Given exercise — Verbatim output of all the material below is required.
______
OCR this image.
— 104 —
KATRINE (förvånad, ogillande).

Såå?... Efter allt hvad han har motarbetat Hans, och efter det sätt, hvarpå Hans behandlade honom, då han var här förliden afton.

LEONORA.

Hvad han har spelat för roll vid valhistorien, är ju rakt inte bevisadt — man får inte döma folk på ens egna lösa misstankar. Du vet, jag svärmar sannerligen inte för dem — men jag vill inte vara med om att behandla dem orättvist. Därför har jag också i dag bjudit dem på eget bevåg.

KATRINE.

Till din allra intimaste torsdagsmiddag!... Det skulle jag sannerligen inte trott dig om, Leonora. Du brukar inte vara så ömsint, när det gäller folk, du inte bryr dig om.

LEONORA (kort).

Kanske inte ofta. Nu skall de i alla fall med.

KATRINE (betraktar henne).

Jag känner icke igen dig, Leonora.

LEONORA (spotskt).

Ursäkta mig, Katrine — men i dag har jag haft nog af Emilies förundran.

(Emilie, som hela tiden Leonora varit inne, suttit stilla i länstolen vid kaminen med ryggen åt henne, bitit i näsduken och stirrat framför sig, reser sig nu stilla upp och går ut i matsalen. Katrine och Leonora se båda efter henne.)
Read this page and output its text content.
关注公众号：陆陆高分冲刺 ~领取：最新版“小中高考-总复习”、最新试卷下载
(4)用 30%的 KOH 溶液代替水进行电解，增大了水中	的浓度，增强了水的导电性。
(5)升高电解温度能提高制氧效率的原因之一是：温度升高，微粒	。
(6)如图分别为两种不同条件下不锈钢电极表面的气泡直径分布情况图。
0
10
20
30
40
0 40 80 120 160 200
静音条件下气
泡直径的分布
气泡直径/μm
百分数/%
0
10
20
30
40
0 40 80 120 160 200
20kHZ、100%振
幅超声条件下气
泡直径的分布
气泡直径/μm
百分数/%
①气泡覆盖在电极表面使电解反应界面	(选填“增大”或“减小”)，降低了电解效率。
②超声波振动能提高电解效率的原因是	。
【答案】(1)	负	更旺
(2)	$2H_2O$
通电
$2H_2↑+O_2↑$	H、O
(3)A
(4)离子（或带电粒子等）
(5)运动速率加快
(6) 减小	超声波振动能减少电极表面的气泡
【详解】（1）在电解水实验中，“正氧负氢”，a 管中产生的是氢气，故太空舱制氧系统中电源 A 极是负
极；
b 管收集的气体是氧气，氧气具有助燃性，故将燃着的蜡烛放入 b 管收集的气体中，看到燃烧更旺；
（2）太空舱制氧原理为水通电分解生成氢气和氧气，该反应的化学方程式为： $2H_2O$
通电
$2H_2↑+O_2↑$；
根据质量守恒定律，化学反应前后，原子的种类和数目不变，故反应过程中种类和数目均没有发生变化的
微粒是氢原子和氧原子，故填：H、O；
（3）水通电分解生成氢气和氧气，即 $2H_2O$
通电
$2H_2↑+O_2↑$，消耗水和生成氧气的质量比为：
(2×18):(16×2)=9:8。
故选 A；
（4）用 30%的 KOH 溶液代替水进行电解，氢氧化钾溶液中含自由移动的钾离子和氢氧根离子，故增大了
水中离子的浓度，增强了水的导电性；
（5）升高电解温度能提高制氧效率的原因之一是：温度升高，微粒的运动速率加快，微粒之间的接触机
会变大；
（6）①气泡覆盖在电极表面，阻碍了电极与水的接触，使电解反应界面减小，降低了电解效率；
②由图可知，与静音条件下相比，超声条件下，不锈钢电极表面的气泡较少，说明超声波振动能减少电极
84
______
In response —
OCR this image.
— 104 —
KATRINE (förvånad, ogillande).

Såå?... Efter allt hvad han har motarbetat Hans, och efter det sätt, hvarpå Hans behandlade honom, då han var här förliden afton.

LEONORA.

Hvad han har spelat för roll vid valhistorien, är ju rakt inte bevisadt — man får inte döma folk på ens egna lösa misstankar. Du vet, jag svärmar sannerligen inte för dem — men jag vill inte vara med om att behandla dem orättvist. Därför har jag också i dag bjudit dem på eget bevåg.

KATRINE.

Till din allra intimaste torsdagsmiddag!... Det skulle jag sannerligen inte trott dig om, Leonora. Du brukar inte vara så ömsint, när det gäller folk, du inte bryr dig om.

LEONORA (kort).

Kanske inte ofta. Nu skall de i alla fall med.

KATRINE (betraktar henne).

Jag känner icke igen dig, Leonora.

LEONORA (spotskt).

Ursäkta mig, Katrine — men i dag har jag haft nog af Emilies förundran.

(Emilie, som hela tiden Leonora varit inne, suttit stilla i länstolen vid kaminen med ryggen åt henne, bitit i näsduken och stirrat framför sig, reser sig nu stilla upp och går ut i matsalen. Katrine och Leonora se båda efter henne.)
Read this page and output its text content.
关注公众号：陆陆高分冲刺 ~领取：最新版“小中高考-总复习”、最新试卷下载
(4)用 30%的 KOH 溶液代替水进行电解，增大了水中	的浓度，增强了水的导电性。
(5)升高电解温度能提高制氧效率的原因之一是：温度升高，微粒	。
(6)如图分别为两种不同条件下不锈钢电极表面的气泡直径分布情况图。
0
10
20
30
40
0 40 80 120 160 200
静音条件下气
泡直径的分布
气泡直径/μm
百分数/%
0
10
20
30
40
0 40 80 120 160 200
20kHZ、100%振
幅超声条件下气
泡直径的分布
气泡直径/μm
百分数/%
①气泡覆盖在电极表面使电解反应界面	(选填“增大”或“减小”)，降低了电解效率。
②超声波振动能提高电解效率的原因是	。
【答案】(1)	负	更旺
(2)	$2H_2O$
通电
$2H_2↑+O_2↑$	H、O
(3)A
(4)离子（或带电粒子等）
(5)运动速率加快
(6) 减小	超声波振动能减少电极表面的气泡
【详解】（1）在电解水实验中，“正氧负氢”，a 管中产生的是氢气，故太空舱制氧系统中电源 A 极是负
极；
b 管收集的气体是氧气，氧气具有助燃性，故将燃着的蜡烛放入 b 管收集的气体中，看到燃烧更旺；
（2）太空舱制氧原理为水通电分解生成氢气和氧气，该反应的化学方程式为： $2H_2O$
通电
$2H_2↑+O_2↑$；
根据质量守恒定律，化学反应前后，原子的种类和数目不变，故反应过程中种类和数目均没有发生变化的
微粒是氢原子和氧原子，故填：H、O；
（3）水通电分解生成氢气和氧气，即 $2H_2O$
通电
$2H_2↑+O_2↑$，消耗水和生成氧气的质量比为：
(2×18):(16×2)=9:8。
故选 A；
（4）用 30%的 KOH 溶液代替水进行电解，氢氧化钾溶液中含自由移动的钾离子和氢氧根离子，故增大了
水中离子的浓度，增强了水的导电性；
（5）升高电解温度能提高制氧效率的原因之一是：温度升高，微粒的运动速率加快，微粒之间的接触机
会变大；
（6）①气泡覆盖在电极表面，阻碍了电极与水的接触，使电解反应界面减小，降低了电解效率；
②由图可知，与静音条件下相比，超声条件下，不锈钢电极表面的气泡较少，说明超声波振动能减少电极
84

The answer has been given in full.